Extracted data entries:
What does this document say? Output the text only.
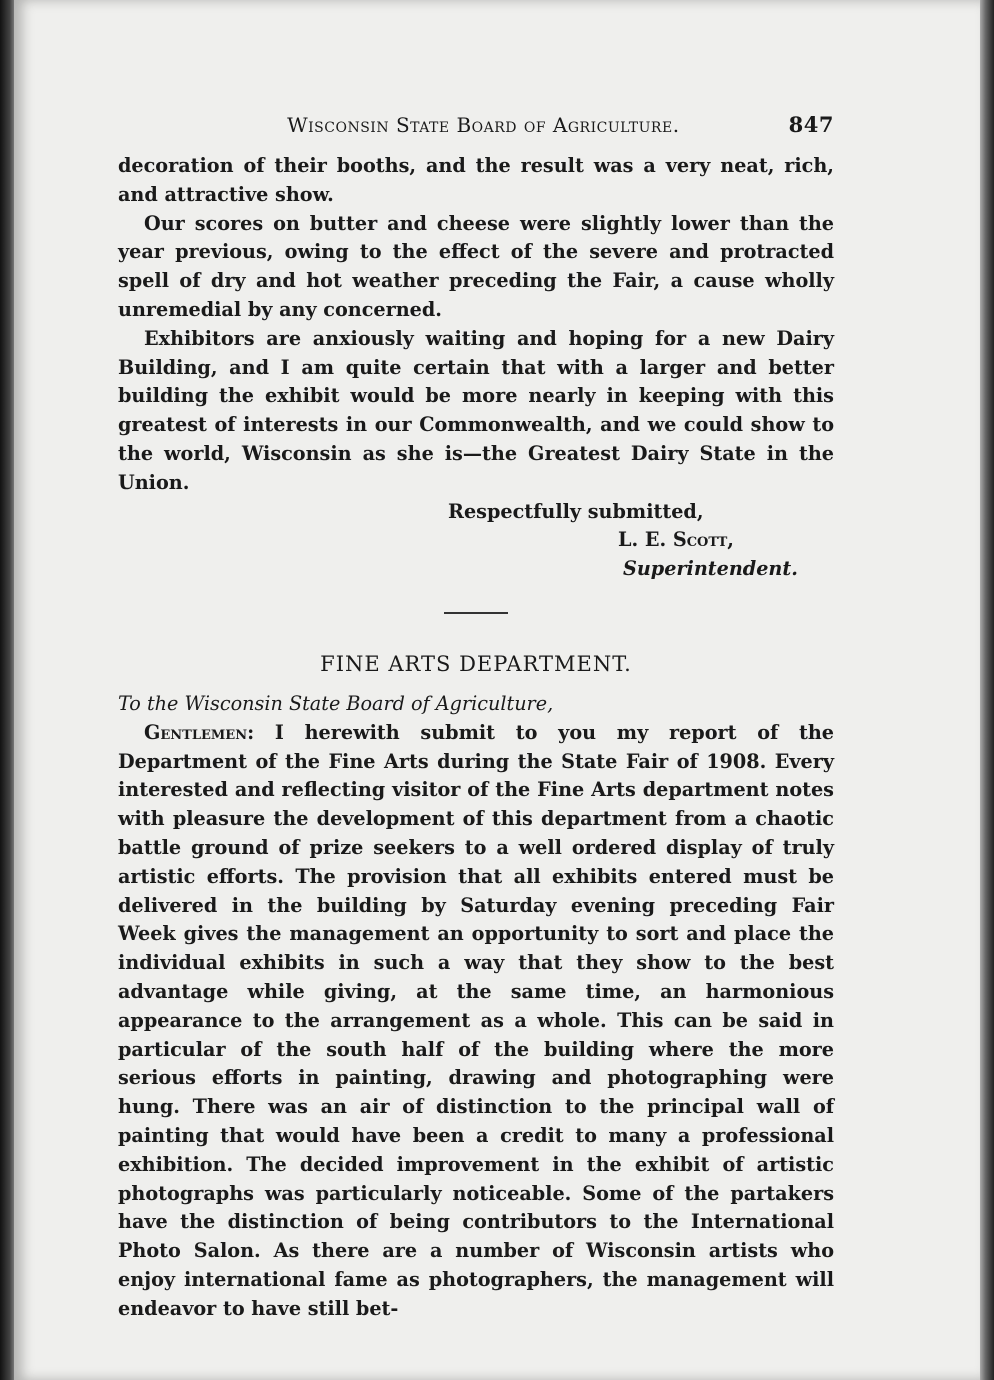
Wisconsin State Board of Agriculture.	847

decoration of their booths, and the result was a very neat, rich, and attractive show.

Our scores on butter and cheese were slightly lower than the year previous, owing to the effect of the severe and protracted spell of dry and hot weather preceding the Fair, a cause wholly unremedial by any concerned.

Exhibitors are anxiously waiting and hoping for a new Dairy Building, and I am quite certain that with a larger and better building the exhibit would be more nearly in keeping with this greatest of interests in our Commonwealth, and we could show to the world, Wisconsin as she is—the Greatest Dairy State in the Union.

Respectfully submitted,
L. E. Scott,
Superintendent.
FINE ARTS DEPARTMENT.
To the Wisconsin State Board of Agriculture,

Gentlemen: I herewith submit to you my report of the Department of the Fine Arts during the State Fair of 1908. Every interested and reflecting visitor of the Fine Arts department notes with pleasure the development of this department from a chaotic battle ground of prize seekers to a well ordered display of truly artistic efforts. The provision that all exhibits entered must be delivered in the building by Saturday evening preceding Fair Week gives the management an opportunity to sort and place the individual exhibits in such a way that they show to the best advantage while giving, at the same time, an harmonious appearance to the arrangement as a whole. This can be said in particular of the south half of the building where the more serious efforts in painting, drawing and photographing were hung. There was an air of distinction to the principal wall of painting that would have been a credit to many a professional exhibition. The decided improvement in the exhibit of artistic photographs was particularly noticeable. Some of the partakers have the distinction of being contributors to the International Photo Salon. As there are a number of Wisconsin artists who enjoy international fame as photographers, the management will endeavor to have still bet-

Problem to solve:
Transcribe the full listing above exactly, with the images removed.

Worked solution:
What does this document say? Output the text only.
Wisconsin State Board of Agriculture.	847

decoration of their booths, and the result was a very neat, rich, and attractive show.

Our scores on butter and cheese were slightly lower than the year previous, owing to the effect of the severe and protracted spell of dry and hot weather preceding the Fair, a cause wholly unremedial by any concerned.

Exhibitors are anxiously waiting and hoping for a new Dairy Building, and I am quite certain that with a larger and better building the exhibit would be more nearly in keeping with this greatest of interests in our Commonwealth, and we could show to the world, Wisconsin as she is—the Greatest Dairy State in the Union.

Respectfully submitted,
L. E. Scott,
Superintendent.
FINE ARTS DEPARTMENT.
To the Wisconsin State Board of Agriculture,

Gentlemen: I herewith submit to you my report of the Department of the Fine Arts during the State Fair of 1908. Every interested and reflecting visitor of the Fine Arts department notes with pleasure the development of this department from a chaotic battle ground of prize seekers to a well ordered display of truly artistic efforts. The provision that all exhibits entered must be delivered in the building by Saturday evening preceding Fair Week gives the management an opportunity to sort and place the individual exhibits in such a way that they show to the best advantage while giving, at the same time, an harmonious appearance to the arrangement as a whole. This can be said in particular of the south half of the building where the more serious efforts in painting, drawing and photographing were hung. There was an air of distinction to the principal wall of painting that would have been a credit to many a professional exhibition. The decided improvement in the exhibit of artistic photographs was particularly noticeable. Some of the partakers have the distinction of being contributors to the International Photo Salon. As there are a number of Wisconsin artists who enjoy international fame as photographers, the management will endeavor to have still bet-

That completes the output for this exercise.